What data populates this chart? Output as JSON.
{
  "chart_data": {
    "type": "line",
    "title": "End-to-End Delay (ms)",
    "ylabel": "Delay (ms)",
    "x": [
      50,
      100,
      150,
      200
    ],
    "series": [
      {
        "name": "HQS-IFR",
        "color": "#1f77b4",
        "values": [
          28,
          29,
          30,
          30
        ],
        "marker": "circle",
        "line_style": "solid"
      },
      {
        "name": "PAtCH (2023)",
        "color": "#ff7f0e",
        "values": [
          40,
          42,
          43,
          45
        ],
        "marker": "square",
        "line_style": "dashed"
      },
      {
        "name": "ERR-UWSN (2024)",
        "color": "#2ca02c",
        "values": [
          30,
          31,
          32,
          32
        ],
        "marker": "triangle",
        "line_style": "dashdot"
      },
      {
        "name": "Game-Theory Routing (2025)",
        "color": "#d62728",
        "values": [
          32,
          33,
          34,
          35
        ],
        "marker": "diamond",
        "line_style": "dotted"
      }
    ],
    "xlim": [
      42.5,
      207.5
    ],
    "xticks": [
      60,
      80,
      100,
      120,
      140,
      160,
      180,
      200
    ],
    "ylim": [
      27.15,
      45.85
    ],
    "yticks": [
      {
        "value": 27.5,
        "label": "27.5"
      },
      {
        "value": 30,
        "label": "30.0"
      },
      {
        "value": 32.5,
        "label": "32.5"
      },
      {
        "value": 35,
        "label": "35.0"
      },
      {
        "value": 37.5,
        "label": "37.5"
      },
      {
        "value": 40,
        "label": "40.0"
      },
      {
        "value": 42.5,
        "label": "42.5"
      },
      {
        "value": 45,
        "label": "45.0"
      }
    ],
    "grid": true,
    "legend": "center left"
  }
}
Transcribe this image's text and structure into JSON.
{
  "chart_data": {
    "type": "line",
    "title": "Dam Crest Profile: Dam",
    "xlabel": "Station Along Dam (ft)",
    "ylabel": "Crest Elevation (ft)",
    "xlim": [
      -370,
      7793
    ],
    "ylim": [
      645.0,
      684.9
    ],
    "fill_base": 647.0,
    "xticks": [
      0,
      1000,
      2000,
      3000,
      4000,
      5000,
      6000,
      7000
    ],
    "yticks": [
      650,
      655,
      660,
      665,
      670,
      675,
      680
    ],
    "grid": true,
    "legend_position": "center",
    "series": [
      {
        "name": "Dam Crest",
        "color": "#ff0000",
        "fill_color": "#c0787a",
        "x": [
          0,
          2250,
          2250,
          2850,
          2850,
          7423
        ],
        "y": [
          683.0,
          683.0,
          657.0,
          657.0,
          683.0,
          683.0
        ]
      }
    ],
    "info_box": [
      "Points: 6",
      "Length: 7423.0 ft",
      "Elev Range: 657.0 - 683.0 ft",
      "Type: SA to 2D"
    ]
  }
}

==================================================

WHAT TO PRODUCE:
Return each entry from above without altering a single character.

ANSWER TO THIS PROBLEM:
What data populates this chart? Output as JSON.
{
  "chart_data": {
    "type": "line",
    "title": "End-to-End Delay (ms)",
    "ylabel": "Delay (ms)",
    "x": [
      50,
      100,
      150,
      200
    ],
    "series": [
      {
        "name": "HQS-IFR",
        "color": "#1f77b4",
        "values": [
          28,
          29,
          30,
          30
        ],
        "marker": "circle",
        "line_style": "solid"
      },
      {
        "name": "PAtCH (2023)",
        "color": "#ff7f0e",
        "values": [
          40,
          42,
          43,
          45
        ],
        "marker": "square",
        "line_style": "dashed"
      },
      {
        "name": "ERR-UWSN (2024)",
        "color": "#2ca02c",
        "values": [
          30,
          31,
          32,
          32
        ],
        "marker": "triangle",
        "line_style": "dashdot"
      },
      {
        "name": "Game-Theory Routing (2025)",
        "color": "#d62728",
        "values": [
          32,
          33,
          34,
          35
        ],
        "marker": "diamond",
        "line_style": "dotted"
      }
    ],
    "xlim": [
      42.5,
      207.5
    ],
    "xticks": [
      60,
      80,
      100,
      120,
      140,
      160,
      180,
      200
    ],
    "ylim": [
      27.15,
      45.85
    ],
    "yticks": [
      {
        "value": 27.5,
        "label": "27.5"
      },
      {
        "value": 30,
        "label": "30.0"
      },
      {
        "value": 32.5,
        "label": "32.5"
      },
      {
        "value": 35,
        "label": "35.0"
      },
      {
        "value": 37.5,
        "label": "37.5"
      },
      {
        "value": 40,
        "label": "40.0"
      },
      {
        "value": 42.5,
        "label": "42.5"
      },
      {
        "value": 45,
        "label": "45.0"
      }
    ],
    "grid": true,
    "legend": "center left"
  }
}
Transcribe this image's text and structure into JSON.
{
  "chart_data": {
    "type": "line",
    "title": "Dam Crest Profile: Dam",
    "xlabel": "Station Along Dam (ft)",
    "ylabel": "Crest Elevation (ft)",
    "xlim": [
      -370,
      7793
    ],
    "ylim": [
      645.0,
      684.9
    ],
    "fill_base": 647.0,
    "xticks": [
      0,
      1000,
      2000,
      3000,
      4000,
      5000,
      6000,
      7000
    ],
    "yticks": [
      650,
      655,
      660,
      665,
      670,
      675,
      680
    ],
    "grid": true,
    "legend_position": "center",
    "series": [
      {
        "name": "Dam Crest",
        "color": "#ff0000",
        "fill_color": "#c0787a",
        "x": [
          0,
          2250,
          2250,
          2850,
          2850,
          7423
        ],
        "y": [
          683.0,
          683.0,
          657.0,
          657.0,
          683.0,
          683.0
        ]
      }
    ],
    "info_box": [
      "Points: 6",
      "Length: 7423.0 ft",
      "Elev Range: 657.0 - 683.0 ft",
      "Type: SA to 2D"
    ]
  }
}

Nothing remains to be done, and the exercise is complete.